** Task details **
Write out each line exactly as given. Leave the pictures out of your copy.

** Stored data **
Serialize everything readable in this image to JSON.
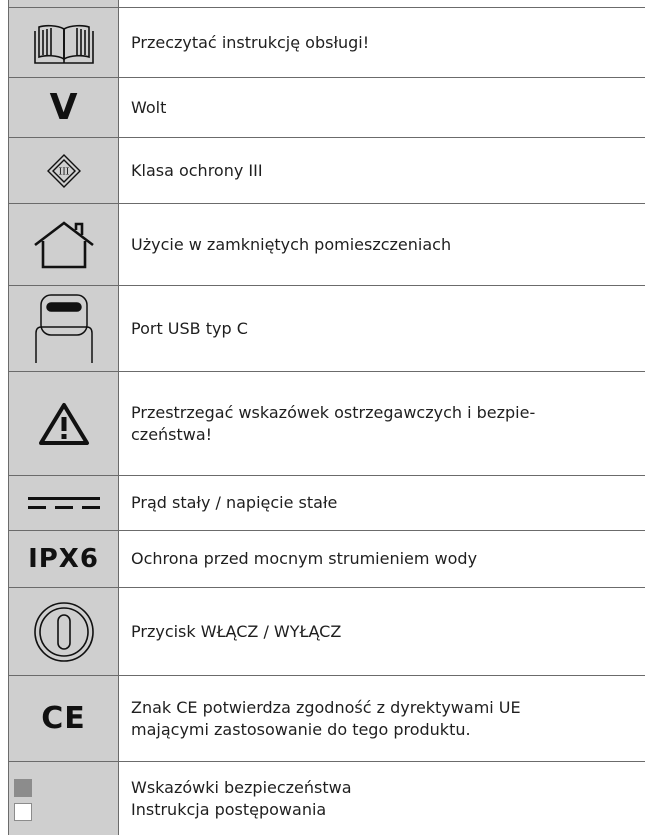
{
  "symbols": [
    {
      "icon": "open-book-icon",
      "text": "Przeczytać instrukcję obsługi!"
    },
    {
      "icon": "volt-icon",
      "symbol": "V",
      "text": "Wolt"
    },
    {
      "icon": "protection-class-iii-icon",
      "symbol": "III",
      "text": "Klasa ochrony III"
    },
    {
      "icon": "house-icon",
      "text": "Użycie w zamkniętych pomieszczeniach"
    },
    {
      "icon": "usb-c-port-icon",
      "text": "Port USB typ C"
    },
    {
      "icon": "warning-triangle-icon",
      "text": "Przestrzegać wskazówek ostrzegawczych i bezpie-\nczeństwa!"
    },
    {
      "icon": "direct-current-icon",
      "text": "Prąd stały / napięcie stałe"
    },
    {
      "icon": "ipx6-icon",
      "symbol": "IPX6",
      "text": "Ochrona przed mocnym strumieniem wody"
    },
    {
      "icon": "power-button-icon",
      "text": "Przycisk WŁĄCZ / WYŁĄCZ"
    },
    {
      "icon": "ce-mark-icon",
      "symbol": "CE",
      "text": "Znak CE potwierdza zgodność z dyrektywami UE\nmającymi zastosowanie do tego produktu."
    },
    {
      "icon": "legend-squares-icon",
      "lines": [
        "Wskazówki bezpieczeństwa",
        "Instrukcja postępowania"
      ]
    }
  ]
}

** Answer to this exercise **
Serialize everything readable in this image to JSON.
{
  "symbols": [
    {
      "icon": "open-book-icon",
      "text": "Przeczytać instrukcję obsługi!"
    },
    {
      "icon": "volt-icon",
      "symbol": "V",
      "text": "Wolt"
    },
    {
      "icon": "protection-class-iii-icon",
      "symbol": "III",
      "text": "Klasa ochrony III"
    },
    {
      "icon": "house-icon",
      "text": "Użycie w zamkniętych pomieszczeniach"
    },
    {
      "icon": "usb-c-port-icon",
      "text": "Port USB typ C"
    },
    {
      "icon": "warning-triangle-icon",
      "text": "Przestrzegać wskazówek ostrzegawczych i bezpie-\nczeństwa!"
    },
    {
      "icon": "direct-current-icon",
      "text": "Prąd stały / napięcie stałe"
    },
    {
      "icon": "ipx6-icon",
      "symbol": "IPX6",
      "text": "Ochrona przed mocnym strumieniem wody"
    },
    {
      "icon": "power-button-icon",
      "text": "Przycisk WŁĄCZ / WYŁĄCZ"
    },
    {
      "icon": "ce-mark-icon",
      "symbol": "CE",
      "text": "Znak CE potwierdza zgodność z dyrektywami UE\nmającymi zastosowanie do tego produktu."
    },
    {
      "icon": "legend-squares-icon",
      "lines": [
        "Wskazówki bezpieczeństwa",
        "Instrukcja postępowania"
      ]
    }
  ]
}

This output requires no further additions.